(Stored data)
■ ■ ■ ■

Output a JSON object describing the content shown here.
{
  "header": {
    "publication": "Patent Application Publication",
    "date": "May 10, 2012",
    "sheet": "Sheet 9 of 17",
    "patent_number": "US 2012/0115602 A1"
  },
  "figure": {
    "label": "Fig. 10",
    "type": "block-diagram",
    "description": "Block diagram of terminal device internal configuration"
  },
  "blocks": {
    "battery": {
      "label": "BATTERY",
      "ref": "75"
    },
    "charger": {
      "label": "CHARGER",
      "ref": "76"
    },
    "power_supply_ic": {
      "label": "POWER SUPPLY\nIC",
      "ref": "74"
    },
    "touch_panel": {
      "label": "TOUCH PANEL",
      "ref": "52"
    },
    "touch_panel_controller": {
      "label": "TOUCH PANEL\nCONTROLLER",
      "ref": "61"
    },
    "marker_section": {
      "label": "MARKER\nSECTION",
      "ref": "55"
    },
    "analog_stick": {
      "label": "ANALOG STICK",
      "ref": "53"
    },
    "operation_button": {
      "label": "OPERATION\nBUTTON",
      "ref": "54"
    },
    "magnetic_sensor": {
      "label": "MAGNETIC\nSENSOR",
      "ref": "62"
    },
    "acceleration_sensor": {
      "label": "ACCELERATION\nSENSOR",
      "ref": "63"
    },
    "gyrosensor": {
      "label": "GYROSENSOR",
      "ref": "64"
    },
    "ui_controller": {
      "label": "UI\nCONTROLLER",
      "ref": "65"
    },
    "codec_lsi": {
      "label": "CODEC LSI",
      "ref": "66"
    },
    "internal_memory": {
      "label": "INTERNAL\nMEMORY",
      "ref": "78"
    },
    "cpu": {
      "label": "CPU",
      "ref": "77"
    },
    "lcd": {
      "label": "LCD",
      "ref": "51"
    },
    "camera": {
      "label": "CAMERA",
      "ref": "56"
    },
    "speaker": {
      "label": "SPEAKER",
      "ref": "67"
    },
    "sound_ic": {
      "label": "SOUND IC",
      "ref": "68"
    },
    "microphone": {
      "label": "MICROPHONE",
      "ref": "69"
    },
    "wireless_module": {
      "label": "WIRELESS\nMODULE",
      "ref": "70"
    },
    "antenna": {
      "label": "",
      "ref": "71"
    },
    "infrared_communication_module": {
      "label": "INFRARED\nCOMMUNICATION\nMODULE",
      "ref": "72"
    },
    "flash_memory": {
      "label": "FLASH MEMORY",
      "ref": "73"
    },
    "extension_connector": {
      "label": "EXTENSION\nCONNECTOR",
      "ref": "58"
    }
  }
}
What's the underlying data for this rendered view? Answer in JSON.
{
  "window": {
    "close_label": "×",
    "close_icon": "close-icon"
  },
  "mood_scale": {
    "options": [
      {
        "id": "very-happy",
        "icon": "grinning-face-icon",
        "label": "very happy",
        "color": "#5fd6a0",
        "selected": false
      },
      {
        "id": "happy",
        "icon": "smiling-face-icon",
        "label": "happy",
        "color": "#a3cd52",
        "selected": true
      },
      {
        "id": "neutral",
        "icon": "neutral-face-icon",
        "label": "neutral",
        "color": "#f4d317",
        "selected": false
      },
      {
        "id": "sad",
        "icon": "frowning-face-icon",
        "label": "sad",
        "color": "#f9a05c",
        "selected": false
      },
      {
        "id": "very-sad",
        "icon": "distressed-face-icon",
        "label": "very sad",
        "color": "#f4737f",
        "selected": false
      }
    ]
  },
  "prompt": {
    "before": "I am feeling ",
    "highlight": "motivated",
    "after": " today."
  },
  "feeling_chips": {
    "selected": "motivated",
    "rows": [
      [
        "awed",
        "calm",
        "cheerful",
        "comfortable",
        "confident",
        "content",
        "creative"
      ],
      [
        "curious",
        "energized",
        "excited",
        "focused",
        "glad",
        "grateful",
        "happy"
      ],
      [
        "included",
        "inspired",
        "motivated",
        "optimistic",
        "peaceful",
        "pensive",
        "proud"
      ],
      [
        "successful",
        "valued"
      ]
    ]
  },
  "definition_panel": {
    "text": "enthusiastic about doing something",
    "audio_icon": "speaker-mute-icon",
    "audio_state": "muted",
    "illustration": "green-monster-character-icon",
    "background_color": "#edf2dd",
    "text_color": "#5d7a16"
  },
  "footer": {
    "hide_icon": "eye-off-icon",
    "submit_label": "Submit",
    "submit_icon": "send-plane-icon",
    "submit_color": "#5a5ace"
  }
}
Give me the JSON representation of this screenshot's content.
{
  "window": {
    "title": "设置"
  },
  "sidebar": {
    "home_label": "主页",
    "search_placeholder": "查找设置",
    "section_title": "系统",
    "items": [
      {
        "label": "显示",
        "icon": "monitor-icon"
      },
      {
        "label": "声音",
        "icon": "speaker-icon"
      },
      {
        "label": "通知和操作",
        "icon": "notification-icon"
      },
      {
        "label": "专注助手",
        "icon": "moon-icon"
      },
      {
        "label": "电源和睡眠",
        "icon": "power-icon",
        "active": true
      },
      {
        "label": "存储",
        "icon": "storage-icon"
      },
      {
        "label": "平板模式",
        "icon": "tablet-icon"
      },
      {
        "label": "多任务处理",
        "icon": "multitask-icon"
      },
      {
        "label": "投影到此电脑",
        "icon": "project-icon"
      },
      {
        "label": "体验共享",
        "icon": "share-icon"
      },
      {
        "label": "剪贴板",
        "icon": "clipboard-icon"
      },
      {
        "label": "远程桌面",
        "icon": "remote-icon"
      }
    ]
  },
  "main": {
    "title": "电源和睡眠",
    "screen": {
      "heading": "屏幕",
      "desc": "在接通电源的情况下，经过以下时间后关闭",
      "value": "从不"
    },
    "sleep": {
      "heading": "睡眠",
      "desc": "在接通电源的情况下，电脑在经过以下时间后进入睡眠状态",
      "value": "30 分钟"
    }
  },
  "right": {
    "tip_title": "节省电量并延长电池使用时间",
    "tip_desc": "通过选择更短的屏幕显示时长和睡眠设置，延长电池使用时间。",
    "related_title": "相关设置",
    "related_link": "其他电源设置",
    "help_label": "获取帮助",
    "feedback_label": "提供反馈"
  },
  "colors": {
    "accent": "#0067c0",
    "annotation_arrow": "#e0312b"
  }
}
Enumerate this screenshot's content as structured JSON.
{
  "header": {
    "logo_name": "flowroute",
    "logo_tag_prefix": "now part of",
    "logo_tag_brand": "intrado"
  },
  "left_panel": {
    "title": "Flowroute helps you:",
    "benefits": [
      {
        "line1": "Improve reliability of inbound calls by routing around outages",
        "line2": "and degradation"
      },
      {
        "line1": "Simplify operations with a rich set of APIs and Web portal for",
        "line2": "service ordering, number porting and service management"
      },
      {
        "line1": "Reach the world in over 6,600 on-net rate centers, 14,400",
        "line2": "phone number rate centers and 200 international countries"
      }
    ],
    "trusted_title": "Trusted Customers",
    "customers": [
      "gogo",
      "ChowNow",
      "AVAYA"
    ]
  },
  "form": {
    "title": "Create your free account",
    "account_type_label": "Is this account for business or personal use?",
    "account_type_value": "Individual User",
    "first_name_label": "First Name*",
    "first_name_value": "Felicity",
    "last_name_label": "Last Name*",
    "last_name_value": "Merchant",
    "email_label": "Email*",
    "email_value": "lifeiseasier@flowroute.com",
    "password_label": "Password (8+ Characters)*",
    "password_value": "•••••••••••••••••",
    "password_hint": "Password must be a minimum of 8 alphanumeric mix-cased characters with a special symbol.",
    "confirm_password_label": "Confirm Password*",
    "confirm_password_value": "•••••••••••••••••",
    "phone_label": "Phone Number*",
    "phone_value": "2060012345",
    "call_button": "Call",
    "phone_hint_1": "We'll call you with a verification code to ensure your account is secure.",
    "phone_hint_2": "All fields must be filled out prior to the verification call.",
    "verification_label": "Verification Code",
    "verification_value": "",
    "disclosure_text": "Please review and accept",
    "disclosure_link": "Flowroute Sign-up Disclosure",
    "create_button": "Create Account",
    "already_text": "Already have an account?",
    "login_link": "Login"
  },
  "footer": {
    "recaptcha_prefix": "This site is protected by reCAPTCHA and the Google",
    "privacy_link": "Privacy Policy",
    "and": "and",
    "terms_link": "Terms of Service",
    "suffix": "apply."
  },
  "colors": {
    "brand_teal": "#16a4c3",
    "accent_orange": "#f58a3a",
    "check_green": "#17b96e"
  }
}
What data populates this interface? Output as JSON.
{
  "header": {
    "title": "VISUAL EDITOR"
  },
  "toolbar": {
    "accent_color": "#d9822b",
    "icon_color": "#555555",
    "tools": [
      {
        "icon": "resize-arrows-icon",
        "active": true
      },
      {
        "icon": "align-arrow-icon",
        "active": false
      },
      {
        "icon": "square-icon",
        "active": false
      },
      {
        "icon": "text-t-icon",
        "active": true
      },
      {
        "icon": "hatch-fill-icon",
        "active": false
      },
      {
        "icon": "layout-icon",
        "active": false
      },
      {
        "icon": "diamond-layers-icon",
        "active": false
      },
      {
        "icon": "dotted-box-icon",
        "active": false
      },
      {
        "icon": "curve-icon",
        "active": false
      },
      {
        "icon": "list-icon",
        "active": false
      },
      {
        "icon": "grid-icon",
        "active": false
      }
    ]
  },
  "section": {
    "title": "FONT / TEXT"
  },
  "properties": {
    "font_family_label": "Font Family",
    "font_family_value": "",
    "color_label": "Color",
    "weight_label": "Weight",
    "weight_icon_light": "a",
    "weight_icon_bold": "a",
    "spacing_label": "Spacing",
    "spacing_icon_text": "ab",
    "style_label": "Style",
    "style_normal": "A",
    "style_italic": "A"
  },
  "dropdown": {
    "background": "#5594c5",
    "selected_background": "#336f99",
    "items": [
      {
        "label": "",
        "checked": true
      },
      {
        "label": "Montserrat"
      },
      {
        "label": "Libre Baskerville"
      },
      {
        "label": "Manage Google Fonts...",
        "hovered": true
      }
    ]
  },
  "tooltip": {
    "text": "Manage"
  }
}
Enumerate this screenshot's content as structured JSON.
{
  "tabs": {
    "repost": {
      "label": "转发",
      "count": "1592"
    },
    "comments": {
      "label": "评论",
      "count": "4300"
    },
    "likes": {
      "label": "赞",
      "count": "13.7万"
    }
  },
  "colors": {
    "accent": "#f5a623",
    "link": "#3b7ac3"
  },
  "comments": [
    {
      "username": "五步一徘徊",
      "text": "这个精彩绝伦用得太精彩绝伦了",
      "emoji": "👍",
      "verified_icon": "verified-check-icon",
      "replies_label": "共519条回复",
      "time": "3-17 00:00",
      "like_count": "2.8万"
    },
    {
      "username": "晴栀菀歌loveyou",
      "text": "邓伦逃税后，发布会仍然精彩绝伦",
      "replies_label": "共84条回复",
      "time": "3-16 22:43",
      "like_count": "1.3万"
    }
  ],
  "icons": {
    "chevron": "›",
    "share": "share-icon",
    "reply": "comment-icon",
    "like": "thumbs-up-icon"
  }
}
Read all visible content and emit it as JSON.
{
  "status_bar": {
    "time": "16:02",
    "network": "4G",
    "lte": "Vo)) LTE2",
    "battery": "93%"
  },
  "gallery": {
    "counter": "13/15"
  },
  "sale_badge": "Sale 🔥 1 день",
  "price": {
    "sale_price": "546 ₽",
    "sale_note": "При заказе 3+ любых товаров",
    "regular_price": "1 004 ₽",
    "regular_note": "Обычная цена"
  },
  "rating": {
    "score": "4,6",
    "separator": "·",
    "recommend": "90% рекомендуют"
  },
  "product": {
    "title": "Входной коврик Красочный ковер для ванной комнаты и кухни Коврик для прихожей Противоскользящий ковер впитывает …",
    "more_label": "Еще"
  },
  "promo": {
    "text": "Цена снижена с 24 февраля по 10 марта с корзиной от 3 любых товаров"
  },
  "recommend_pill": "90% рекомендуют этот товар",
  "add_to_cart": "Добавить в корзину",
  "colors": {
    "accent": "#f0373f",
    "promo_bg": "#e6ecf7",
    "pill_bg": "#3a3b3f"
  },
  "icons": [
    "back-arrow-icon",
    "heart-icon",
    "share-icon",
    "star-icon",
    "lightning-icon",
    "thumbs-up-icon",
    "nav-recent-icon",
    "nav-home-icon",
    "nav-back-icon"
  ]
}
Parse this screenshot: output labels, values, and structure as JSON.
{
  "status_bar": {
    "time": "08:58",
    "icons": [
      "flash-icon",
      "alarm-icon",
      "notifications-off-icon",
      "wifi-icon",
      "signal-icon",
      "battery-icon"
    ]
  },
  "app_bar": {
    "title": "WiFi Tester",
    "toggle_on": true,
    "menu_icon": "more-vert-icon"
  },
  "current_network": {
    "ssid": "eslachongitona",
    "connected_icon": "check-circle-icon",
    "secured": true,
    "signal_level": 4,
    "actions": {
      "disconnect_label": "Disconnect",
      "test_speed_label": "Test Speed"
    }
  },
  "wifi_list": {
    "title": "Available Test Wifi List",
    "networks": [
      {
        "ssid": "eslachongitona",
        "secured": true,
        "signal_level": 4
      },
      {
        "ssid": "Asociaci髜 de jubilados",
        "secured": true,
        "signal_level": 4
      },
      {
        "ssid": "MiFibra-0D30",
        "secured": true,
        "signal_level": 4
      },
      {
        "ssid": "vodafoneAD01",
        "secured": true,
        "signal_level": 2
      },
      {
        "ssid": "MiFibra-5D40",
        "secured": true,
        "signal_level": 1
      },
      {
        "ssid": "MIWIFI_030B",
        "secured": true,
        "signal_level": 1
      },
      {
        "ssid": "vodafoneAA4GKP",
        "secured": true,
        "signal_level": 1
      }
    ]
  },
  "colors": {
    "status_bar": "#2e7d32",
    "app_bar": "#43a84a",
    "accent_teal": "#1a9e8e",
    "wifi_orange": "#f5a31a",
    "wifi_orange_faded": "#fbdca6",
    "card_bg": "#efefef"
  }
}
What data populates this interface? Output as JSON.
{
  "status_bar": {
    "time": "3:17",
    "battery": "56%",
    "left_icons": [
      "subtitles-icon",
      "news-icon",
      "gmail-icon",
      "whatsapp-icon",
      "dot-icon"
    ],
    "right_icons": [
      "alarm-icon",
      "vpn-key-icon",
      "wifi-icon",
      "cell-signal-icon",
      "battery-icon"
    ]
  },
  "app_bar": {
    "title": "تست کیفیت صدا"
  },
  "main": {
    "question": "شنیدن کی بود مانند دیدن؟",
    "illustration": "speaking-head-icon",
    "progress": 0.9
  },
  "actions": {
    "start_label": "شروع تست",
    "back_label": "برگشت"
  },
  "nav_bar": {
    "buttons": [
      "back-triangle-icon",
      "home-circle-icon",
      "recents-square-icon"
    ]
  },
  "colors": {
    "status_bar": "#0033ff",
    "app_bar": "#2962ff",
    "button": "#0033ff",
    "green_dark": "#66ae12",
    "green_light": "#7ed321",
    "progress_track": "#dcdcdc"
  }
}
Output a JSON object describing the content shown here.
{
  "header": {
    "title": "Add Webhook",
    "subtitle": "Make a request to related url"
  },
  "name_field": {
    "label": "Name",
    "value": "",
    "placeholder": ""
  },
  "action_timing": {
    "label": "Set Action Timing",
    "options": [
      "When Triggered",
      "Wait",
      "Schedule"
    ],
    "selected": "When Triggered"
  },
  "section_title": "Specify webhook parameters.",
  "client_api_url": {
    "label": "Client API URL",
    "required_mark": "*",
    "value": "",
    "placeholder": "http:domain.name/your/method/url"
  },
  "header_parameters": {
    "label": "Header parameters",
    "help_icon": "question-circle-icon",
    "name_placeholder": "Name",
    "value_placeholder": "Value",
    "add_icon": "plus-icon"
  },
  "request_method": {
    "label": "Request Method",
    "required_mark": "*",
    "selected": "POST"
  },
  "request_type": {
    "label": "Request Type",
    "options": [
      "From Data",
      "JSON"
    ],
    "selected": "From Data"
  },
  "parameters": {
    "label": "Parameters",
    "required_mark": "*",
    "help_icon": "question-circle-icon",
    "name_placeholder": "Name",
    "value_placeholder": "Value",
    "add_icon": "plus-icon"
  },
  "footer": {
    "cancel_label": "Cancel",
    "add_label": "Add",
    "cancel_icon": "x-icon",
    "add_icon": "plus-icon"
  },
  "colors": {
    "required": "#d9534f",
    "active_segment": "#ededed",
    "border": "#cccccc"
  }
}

■ ■ ■ ■

### Stated task
Show the lines of the records that include the string "Triggered".

### Response below
      "When Triggered",
    "selected": "When Triggered"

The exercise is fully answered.